● Given request
Return all lines below containing the word "selp".

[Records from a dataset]
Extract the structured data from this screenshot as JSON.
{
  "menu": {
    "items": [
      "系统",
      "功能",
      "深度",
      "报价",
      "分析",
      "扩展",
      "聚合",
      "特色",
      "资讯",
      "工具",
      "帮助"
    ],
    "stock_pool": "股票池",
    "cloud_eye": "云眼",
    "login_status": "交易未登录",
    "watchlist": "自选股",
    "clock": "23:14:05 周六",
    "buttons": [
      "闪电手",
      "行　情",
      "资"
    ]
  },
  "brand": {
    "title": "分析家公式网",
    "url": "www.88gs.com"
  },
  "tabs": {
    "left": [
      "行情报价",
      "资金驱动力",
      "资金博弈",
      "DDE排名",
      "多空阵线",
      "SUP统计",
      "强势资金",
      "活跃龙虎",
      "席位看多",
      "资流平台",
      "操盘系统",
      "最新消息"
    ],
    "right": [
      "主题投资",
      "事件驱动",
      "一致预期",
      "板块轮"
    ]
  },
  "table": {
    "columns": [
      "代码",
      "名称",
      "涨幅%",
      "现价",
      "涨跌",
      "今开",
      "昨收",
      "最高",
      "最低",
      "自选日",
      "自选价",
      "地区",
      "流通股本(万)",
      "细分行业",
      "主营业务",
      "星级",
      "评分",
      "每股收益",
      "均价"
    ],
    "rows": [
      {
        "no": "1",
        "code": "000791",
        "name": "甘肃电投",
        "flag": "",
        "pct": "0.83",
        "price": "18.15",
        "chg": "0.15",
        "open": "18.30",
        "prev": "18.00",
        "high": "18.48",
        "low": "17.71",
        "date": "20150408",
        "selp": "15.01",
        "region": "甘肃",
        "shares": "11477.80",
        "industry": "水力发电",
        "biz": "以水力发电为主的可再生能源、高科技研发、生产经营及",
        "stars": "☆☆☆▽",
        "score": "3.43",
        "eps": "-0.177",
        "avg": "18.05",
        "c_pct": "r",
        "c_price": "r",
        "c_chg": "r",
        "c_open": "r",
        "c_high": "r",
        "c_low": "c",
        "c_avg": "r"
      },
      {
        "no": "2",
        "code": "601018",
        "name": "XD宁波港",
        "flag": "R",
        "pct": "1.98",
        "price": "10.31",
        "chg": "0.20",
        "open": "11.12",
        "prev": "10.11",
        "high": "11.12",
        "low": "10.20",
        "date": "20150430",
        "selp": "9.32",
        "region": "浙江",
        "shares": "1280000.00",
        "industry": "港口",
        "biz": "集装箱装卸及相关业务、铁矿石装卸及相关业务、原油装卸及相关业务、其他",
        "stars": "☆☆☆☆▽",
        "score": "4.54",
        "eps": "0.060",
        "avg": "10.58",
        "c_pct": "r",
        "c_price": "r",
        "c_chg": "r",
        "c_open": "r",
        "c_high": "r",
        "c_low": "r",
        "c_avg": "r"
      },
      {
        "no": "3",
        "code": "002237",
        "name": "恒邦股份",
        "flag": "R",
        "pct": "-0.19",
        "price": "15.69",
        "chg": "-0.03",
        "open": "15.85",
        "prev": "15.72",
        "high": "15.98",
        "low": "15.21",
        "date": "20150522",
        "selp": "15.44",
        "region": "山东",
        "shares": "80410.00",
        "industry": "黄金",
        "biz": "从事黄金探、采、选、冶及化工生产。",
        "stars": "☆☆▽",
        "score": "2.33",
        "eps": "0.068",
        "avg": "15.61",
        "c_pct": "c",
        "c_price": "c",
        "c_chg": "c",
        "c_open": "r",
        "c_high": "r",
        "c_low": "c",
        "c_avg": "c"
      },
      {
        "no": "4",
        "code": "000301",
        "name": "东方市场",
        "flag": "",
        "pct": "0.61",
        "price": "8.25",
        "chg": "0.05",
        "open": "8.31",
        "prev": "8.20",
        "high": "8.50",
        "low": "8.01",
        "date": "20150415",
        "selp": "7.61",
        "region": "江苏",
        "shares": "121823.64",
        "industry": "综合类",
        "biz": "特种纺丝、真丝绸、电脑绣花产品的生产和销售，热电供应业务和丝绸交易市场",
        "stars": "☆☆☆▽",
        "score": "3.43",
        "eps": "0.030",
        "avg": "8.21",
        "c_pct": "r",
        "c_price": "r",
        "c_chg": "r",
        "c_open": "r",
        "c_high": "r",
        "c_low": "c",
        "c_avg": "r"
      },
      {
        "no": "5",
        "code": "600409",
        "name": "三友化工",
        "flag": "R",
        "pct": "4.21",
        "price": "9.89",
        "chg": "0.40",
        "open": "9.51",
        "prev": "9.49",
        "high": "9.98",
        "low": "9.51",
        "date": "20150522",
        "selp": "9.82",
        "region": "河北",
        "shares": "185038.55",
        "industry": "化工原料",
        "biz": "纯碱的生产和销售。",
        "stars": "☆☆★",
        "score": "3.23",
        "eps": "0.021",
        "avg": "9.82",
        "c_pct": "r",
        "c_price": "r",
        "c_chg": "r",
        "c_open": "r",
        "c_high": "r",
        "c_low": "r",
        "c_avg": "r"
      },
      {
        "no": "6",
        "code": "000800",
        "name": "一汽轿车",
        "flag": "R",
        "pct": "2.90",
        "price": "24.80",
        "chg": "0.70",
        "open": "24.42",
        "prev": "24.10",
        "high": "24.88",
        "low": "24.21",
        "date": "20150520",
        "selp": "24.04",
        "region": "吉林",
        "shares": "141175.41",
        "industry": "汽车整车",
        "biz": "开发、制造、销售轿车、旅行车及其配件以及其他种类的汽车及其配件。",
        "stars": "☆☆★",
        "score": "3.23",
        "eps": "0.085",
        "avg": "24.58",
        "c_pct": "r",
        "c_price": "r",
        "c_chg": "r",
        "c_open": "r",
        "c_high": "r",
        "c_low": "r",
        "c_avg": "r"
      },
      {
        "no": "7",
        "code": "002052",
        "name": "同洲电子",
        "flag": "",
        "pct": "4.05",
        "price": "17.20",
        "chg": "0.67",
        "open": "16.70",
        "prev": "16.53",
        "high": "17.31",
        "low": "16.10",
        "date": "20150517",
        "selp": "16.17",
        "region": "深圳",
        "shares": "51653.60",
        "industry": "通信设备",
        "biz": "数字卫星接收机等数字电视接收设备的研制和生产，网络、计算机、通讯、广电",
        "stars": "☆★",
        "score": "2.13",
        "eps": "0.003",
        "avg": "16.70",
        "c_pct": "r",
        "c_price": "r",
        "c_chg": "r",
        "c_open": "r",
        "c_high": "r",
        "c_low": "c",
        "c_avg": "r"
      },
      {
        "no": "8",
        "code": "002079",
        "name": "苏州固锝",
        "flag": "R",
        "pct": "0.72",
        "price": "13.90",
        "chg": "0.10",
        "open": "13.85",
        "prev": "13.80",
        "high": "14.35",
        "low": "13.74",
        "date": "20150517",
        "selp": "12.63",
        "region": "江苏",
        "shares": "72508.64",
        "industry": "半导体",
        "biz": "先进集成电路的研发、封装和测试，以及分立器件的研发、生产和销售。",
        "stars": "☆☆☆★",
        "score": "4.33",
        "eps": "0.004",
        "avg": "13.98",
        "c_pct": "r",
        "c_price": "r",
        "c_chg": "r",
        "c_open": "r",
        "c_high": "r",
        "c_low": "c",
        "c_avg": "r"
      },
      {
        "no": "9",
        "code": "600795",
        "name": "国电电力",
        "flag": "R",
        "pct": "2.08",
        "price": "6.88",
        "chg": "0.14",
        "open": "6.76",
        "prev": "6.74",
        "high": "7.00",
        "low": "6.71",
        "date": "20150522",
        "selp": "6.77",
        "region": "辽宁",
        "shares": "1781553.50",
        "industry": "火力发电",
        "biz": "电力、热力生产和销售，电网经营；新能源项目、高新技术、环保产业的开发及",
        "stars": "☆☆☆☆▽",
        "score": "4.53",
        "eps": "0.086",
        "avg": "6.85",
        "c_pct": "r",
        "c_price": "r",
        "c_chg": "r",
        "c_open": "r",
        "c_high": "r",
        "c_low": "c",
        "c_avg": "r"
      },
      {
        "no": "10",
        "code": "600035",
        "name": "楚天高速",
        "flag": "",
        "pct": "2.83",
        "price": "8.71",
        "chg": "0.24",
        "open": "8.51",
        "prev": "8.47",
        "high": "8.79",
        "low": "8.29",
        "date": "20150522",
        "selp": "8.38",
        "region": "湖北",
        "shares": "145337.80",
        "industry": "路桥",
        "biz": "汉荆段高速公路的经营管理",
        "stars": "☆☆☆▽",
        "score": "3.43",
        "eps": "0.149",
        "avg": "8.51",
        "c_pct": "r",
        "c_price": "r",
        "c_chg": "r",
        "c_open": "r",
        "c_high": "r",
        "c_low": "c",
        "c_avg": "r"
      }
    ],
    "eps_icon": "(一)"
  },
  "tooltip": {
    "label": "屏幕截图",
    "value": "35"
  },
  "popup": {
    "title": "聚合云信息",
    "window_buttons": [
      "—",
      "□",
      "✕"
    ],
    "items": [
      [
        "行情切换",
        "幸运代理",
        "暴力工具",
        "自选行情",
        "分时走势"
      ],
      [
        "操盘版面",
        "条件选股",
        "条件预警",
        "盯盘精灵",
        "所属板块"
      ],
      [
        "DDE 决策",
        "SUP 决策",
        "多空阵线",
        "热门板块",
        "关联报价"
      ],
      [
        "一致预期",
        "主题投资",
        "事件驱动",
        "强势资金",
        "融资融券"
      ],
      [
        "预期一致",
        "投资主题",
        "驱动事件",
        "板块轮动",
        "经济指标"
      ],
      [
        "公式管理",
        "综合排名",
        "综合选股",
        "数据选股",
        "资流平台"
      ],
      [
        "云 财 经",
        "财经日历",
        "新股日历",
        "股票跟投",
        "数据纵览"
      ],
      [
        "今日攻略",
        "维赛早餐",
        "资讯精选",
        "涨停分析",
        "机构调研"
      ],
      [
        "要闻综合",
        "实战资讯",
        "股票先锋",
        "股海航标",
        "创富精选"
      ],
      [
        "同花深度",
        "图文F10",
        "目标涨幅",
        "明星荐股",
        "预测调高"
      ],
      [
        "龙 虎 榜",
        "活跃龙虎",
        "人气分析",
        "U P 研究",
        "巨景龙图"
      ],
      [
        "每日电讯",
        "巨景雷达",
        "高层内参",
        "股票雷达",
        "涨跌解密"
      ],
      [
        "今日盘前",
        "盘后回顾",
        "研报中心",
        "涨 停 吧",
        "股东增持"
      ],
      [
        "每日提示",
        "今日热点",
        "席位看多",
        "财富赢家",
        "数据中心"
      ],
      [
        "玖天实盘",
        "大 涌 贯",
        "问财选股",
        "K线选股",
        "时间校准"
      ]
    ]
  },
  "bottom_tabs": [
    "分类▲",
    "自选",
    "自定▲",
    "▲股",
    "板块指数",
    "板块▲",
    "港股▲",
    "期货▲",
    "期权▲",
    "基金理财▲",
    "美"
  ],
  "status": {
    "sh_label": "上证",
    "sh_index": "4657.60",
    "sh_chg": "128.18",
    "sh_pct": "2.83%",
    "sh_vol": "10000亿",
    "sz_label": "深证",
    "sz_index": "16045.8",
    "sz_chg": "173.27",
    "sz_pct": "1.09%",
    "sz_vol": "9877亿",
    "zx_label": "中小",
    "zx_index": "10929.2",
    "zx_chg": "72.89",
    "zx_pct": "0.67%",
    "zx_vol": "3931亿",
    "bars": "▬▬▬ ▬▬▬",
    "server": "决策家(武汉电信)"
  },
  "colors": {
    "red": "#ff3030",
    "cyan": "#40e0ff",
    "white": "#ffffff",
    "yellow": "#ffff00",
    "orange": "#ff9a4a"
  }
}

● Output
        "selp": "15.01",
        "selp": "9.32",
        "selp": "15.44",
        "selp": "7.61",
        "selp": "9.82",
        "selp": "24.04",
        "selp": "16.17",
        "selp": "12.63",
        "selp": "6.77",
        "selp": "8.38",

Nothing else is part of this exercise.